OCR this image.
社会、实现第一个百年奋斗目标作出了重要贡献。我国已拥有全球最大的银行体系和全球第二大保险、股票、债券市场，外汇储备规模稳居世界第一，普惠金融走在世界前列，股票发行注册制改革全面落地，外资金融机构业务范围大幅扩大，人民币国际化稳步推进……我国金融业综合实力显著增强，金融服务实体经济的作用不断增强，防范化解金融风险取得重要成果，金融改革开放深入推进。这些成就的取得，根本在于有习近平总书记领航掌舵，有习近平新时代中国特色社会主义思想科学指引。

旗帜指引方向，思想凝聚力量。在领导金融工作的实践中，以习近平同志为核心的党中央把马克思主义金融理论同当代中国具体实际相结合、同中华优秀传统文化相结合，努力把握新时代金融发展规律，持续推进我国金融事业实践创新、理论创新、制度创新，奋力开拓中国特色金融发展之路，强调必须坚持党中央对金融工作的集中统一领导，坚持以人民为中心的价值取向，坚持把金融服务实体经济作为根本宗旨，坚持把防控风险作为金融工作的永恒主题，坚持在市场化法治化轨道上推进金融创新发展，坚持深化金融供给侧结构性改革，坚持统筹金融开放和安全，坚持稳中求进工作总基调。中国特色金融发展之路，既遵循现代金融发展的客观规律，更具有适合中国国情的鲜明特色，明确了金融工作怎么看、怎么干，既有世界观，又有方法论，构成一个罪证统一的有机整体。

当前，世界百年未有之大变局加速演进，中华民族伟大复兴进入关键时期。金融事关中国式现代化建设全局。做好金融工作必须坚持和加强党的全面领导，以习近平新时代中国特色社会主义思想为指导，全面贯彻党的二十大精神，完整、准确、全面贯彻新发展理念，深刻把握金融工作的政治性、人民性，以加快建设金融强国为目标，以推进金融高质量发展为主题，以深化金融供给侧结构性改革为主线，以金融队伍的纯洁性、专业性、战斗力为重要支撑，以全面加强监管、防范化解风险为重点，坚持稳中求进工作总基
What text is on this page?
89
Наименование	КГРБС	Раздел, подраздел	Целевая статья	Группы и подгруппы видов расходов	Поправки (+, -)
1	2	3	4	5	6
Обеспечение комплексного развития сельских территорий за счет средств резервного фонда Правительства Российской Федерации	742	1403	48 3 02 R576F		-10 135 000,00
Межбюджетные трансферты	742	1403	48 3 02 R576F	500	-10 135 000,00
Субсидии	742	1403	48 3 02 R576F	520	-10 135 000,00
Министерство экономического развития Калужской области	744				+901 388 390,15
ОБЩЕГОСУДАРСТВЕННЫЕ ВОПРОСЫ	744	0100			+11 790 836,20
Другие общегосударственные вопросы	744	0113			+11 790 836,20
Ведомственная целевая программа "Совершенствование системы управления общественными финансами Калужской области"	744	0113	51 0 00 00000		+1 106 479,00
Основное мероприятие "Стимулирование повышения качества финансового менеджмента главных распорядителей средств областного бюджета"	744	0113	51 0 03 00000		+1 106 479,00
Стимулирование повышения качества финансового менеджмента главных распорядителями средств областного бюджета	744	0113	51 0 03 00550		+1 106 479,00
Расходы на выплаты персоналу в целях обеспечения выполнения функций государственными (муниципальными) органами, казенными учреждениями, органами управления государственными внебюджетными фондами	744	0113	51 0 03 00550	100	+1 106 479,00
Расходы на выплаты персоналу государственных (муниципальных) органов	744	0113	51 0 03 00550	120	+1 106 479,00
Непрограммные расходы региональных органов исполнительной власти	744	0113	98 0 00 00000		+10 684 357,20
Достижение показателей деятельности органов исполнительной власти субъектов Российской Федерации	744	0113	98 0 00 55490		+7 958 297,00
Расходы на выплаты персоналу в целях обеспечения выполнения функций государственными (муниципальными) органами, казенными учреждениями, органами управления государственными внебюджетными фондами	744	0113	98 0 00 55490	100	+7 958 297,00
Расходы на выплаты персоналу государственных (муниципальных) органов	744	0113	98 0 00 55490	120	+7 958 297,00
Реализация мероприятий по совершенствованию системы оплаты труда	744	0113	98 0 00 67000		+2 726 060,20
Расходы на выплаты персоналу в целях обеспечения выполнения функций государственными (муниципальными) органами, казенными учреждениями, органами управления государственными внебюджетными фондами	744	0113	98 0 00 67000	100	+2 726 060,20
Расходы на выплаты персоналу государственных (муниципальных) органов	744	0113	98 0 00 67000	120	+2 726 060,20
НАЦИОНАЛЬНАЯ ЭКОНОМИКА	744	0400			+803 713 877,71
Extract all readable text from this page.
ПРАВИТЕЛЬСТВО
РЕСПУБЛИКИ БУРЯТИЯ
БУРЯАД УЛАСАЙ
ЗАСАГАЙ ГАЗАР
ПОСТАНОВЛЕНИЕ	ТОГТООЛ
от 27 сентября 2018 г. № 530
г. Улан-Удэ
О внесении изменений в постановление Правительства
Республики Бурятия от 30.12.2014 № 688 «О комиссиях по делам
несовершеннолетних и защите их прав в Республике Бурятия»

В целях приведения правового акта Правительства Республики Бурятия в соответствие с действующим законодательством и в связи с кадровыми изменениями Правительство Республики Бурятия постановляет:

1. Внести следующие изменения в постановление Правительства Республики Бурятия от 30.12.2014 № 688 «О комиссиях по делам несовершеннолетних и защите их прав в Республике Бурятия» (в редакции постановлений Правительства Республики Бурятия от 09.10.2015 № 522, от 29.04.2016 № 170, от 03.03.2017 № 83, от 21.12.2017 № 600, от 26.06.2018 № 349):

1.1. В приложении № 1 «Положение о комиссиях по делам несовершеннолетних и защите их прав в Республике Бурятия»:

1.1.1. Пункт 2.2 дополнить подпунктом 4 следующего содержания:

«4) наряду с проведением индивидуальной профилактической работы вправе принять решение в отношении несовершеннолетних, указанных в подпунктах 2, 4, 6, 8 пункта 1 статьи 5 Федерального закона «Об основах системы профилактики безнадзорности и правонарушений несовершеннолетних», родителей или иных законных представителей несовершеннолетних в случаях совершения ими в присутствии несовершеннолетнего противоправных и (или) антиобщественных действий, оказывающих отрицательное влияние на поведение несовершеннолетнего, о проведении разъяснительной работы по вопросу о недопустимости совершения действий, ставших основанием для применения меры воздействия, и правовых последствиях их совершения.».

WHAT YOU SHOULD DO: Nothing may be left out: return each entry exactly as it reads.

THE ANSWER:
OCR this image.
社会、实现第一个百年奋斗目标作出了重要贡献。我国已拥有全球最大的银行体系和全球第二大保险、股票、债券市场，外汇储备规模稳居世界第一，普惠金融走在世界前列，股票发行注册制改革全面落地，外资金融机构业务范围大幅扩大，人民币国际化稳步推进……我国金融业综合实力显著增强，金融服务实体经济的作用不断增强，防范化解金融风险取得重要成果，金融改革开放深入推进。这些成就的取得，根本在于有习近平总书记领航掌舵，有习近平新时代中国特色社会主义思想科学指引。

旗帜指引方向，思想凝聚力量。在领导金融工作的实践中，以习近平同志为核心的党中央把马克思主义金融理论同当代中国具体实际相结合、同中华优秀传统文化相结合，努力把握新时代金融发展规律，持续推进我国金融事业实践创新、理论创新、制度创新，奋力开拓中国特色金融发展之路，强调必须坚持党中央对金融工作的集中统一领导，坚持以人民为中心的价值取向，坚持把金融服务实体经济作为根本宗旨，坚持把防控风险作为金融工作的永恒主题，坚持在市场化法治化轨道上推进金融创新发展，坚持深化金融供给侧结构性改革，坚持统筹金融开放和安全，坚持稳中求进工作总基调。中国特色金融发展之路，既遵循现代金融发展的客观规律，更具有适合中国国情的鲜明特色，明确了金融工作怎么看、怎么干，既有世界观，又有方法论，构成一个罪证统一的有机整体。

当前，世界百年未有之大变局加速演进，中华民族伟大复兴进入关键时期。金融事关中国式现代化建设全局。做好金融工作必须坚持和加强党的全面领导，以习近平新时代中国特色社会主义思想为指导，全面贯彻党的二十大精神，完整、准确、全面贯彻新发展理念，深刻把握金融工作的政治性、人民性，以加快建设金融强国为目标，以推进金融高质量发展为主题，以深化金融供给侧结构性改革为主线，以金融队伍的纯洁性、专业性、战斗力为重要支撑，以全面加强监管、防范化解风险为重点，坚持稳中求进工作总基
What text is on this page?
89
Наименование	КГРБС	Раздел, подраздел	Целевая статья	Группы и подгруппы видов расходов	Поправки (+, -)
1	2	3	4	5	6
Обеспечение комплексного развития сельских территорий за счет средств резервного фонда Правительства Российской Федерации	742	1403	48 3 02 R576F		-10 135 000,00
Межбюджетные трансферты	742	1403	48 3 02 R576F	500	-10 135 000,00
Субсидии	742	1403	48 3 02 R576F	520	-10 135 000,00
Министерство экономического развития Калужской области	744				+901 388 390,15
ОБЩЕГОСУДАРСТВЕННЫЕ ВОПРОСЫ	744	0100			+11 790 836,20
Другие общегосударственные вопросы	744	0113			+11 790 836,20
Ведомственная целевая программа "Совершенствование системы управления общественными финансами Калужской области"	744	0113	51 0 00 00000		+1 106 479,00
Основное мероприятие "Стимулирование повышения качества финансового менеджмента главных распорядителей средств областного бюджета"	744	0113	51 0 03 00000		+1 106 479,00
Стимулирование повышения качества финансового менеджмента главных распорядителями средств областного бюджета	744	0113	51 0 03 00550		+1 106 479,00
Расходы на выплаты персоналу в целях обеспечения выполнения функций государственными (муниципальными) органами, казенными учреждениями, органами управления государственными внебюджетными фондами	744	0113	51 0 03 00550	100	+1 106 479,00
Расходы на выплаты персоналу государственных (муниципальных) органов	744	0113	51 0 03 00550	120	+1 106 479,00
Непрограммные расходы региональных органов исполнительной власти	744	0113	98 0 00 00000		+10 684 357,20
Достижение показателей деятельности органов исполнительной власти субъектов Российской Федерации	744	0113	98 0 00 55490		+7 958 297,00
Расходы на выплаты персоналу в целях обеспечения выполнения функций государственными (муниципальными) органами, казенными учреждениями, органами управления государственными внебюджетными фондами	744	0113	98 0 00 55490	100	+7 958 297,00
Расходы на выплаты персоналу государственных (муниципальных) органов	744	0113	98 0 00 55490	120	+7 958 297,00
Реализация мероприятий по совершенствованию системы оплаты труда	744	0113	98 0 00 67000		+2 726 060,20
Расходы на выплаты персоналу в целях обеспечения выполнения функций государственными (муниципальными) органами, казенными учреждениями, органами управления государственными внебюджетными фондами	744	0113	98 0 00 67000	100	+2 726 060,20
Расходы на выплаты персоналу государственных (муниципальных) органов	744	0113	98 0 00 67000	120	+2 726 060,20
НАЦИОНАЛЬНАЯ ЭКОНОМИКА	744	0400			+803 713 877,71
Extract all readable text from this page.
ПРАВИТЕЛЬСТВО
РЕСПУБЛИКИ БУРЯТИЯ
БУРЯАД УЛАСАЙ
ЗАСАГАЙ ГАЗАР
ПОСТАНОВЛЕНИЕ	ТОГТООЛ
от 27 сентября 2018 г. № 530
г. Улан-Удэ
О внесении изменений в постановление Правительства
Республики Бурятия от 30.12.2014 № 688 «О комиссиях по делам
несовершеннолетних и защите их прав в Республике Бурятия»

В целях приведения правового акта Правительства Республики Бурятия в соответствие с действующим законодательством и в связи с кадровыми изменениями Правительство Республики Бурятия постановляет:

1. Внести следующие изменения в постановление Правительства Республики Бурятия от 30.12.2014 № 688 «О комиссиях по делам несовершеннолетних и защите их прав в Республике Бурятия» (в редакции постановлений Правительства Республики Бурятия от 09.10.2015 № 522, от 29.04.2016 № 170, от 03.03.2017 № 83, от 21.12.2017 № 600, от 26.06.2018 № 349):

1.1. В приложении № 1 «Положение о комиссиях по делам несовершеннолетних и защите их прав в Республике Бурятия»:

1.1.1. Пункт 2.2 дополнить подпунктом 4 следующего содержания:

«4) наряду с проведением индивидуальной профилактической работы вправе принять решение в отношении несовершеннолетних, указанных в подпунктах 2, 4, 6, 8 пункта 1 статьи 5 Федерального закона «Об основах системы профилактики безнадзорности и правонарушений несовершеннолетних», родителей или иных законных представителей несовершеннолетних в случаях совершения ими в присутствии несовершеннолетнего противоправных и (или) антиобщественных действий, оказывающих отрицательное влияние на поведение несовершеннолетнего, о проведении разъяснительной работы по вопросу о недопустимости совершения действий, ставших основанием для применения меры воздействия, и правовых последствиях их совершения.».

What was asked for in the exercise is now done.